═══ Data to process

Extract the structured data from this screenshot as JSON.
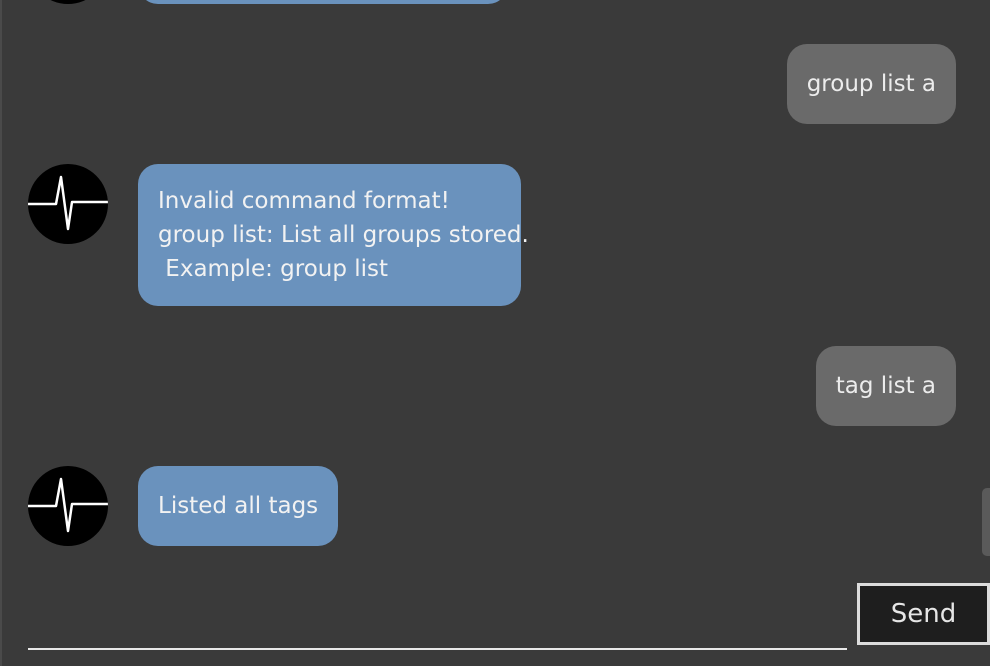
{
  "conversation": {
    "messages": [
      {
        "sender": "user",
        "text": "group list a"
      },
      {
        "sender": "bot",
        "lines": [
          "Invalid command format!",
          "group list: List all groups stored.",
          " Example: group list"
        ]
      },
      {
        "sender": "user",
        "text": "tag list a"
      },
      {
        "sender": "bot",
        "lines": [
          "Listed all tags"
        ]
      }
    ]
  },
  "input": {
    "value": "",
    "placeholder": ""
  },
  "send_button": {
    "label": "Send"
  },
  "colors": {
    "background": "#3a3a3a",
    "bot_bubble": "#6a92bd",
    "user_bubble": "#6a6a6a",
    "avatar": "#000000",
    "send_button_bg": "#1e1e1e"
  },
  "icons": {
    "avatar": "heartbeat-pulse-icon"
  }
}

══════

Aim of the exercise ▸ In your copy of the listing above, reproduce each line exactly and omit all pictures.

Completed task ▸
Extract the structured data from this screenshot as JSON.
{
  "conversation": {
    "messages": [
      {
        "sender": "user",
        "text": "group list a"
      },
      {
        "sender": "bot",
        "lines": [
          "Invalid command format!",
          "group list: List all groups stored.",
          " Example: group list"
        ]
      },
      {
        "sender": "user",
        "text": "tag list a"
      },
      {
        "sender": "bot",
        "lines": [
          "Listed all tags"
        ]
      }
    ]
  },
  "input": {
    "value": "",
    "placeholder": ""
  },
  "send_button": {
    "label": "Send"
  },
  "colors": {
    "background": "#3a3a3a",
    "bot_bubble": "#6a92bd",
    "user_bubble": "#6a6a6a",
    "avatar": "#000000",
    "send_button_bg": "#1e1e1e"
  },
  "icons": {
    "avatar": "heartbeat-pulse-icon"
  }
}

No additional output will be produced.